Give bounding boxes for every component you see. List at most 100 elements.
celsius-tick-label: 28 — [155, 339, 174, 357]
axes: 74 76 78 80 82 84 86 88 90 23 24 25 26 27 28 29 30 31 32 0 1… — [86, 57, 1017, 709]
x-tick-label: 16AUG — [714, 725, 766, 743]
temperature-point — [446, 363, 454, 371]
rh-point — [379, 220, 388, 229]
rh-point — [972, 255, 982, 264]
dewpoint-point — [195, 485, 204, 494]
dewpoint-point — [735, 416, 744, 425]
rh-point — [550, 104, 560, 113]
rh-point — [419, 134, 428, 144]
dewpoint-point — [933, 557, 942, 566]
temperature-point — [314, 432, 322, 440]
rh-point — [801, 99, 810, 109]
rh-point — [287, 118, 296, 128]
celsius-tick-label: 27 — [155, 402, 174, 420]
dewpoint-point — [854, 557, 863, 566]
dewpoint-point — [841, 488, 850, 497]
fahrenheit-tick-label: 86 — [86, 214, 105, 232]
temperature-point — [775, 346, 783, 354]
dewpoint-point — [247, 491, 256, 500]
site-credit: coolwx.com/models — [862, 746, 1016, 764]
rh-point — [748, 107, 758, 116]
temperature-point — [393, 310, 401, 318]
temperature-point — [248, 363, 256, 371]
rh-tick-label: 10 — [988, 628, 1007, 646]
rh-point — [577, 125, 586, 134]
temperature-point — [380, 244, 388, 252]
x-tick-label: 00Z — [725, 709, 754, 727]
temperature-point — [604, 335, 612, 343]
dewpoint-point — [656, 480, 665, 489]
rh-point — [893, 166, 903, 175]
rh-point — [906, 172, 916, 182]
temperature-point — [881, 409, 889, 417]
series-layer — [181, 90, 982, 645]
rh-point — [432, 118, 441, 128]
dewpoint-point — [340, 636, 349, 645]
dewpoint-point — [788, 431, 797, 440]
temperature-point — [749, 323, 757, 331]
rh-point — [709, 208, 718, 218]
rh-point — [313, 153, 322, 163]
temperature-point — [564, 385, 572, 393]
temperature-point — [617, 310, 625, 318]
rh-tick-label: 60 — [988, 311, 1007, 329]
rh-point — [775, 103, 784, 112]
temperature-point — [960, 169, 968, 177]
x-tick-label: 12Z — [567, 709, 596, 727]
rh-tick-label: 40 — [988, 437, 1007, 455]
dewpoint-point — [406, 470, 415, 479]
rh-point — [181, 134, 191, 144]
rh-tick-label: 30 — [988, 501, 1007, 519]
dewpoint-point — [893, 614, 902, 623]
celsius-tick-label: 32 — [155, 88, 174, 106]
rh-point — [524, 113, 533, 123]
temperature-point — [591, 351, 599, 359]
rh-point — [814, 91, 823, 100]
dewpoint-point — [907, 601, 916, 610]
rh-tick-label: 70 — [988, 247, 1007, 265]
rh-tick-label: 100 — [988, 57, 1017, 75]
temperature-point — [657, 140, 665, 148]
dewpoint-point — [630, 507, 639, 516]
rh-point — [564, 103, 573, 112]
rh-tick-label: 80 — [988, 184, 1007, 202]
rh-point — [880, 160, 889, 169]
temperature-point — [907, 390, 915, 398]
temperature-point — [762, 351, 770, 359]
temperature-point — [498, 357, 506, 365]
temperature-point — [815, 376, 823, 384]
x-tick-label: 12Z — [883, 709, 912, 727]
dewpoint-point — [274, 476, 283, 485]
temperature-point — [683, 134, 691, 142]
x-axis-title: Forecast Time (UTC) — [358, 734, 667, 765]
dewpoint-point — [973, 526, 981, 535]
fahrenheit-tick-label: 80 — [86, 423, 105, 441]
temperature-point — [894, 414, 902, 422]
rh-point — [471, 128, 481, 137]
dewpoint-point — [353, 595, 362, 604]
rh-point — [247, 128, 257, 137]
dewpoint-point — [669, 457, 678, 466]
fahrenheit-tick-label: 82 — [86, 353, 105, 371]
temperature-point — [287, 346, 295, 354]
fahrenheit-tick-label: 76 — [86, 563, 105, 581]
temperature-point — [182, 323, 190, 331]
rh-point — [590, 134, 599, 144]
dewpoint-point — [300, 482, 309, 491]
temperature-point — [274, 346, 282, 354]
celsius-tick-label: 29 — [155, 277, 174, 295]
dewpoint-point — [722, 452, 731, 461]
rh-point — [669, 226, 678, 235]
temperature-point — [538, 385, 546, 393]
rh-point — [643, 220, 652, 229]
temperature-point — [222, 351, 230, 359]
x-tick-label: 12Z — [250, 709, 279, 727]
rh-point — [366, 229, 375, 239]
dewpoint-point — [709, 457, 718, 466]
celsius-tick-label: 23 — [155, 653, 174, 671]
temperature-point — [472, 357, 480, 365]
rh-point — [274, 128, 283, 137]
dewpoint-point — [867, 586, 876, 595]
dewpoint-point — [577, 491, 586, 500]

━━━━━━━━━━━━━━━━

● Goal:
Reproduce the lines from the start of the records through the line containing "rh-point — [419, 134, 428, 144]", verbatim, including that final line.

● Answer to the task:
Give bounding boxes for every component you see. List at most 100 elements.
celsius-tick-label: 28 — [155, 339, 174, 357]
axes: 74 76 78 80 82 84 86 88 90 23 24 25 26 27 28 29 30 31 32 0 1… — [86, 57, 1017, 709]
x-tick-label: 16AUG — [714, 725, 766, 743]
temperature-point — [446, 363, 454, 371]
rh-point — [379, 220, 388, 229]
rh-point — [972, 255, 982, 264]
dewpoint-point — [195, 485, 204, 494]
dewpoint-point — [735, 416, 744, 425]
rh-point — [550, 104, 560, 113]
rh-point — [419, 134, 428, 144]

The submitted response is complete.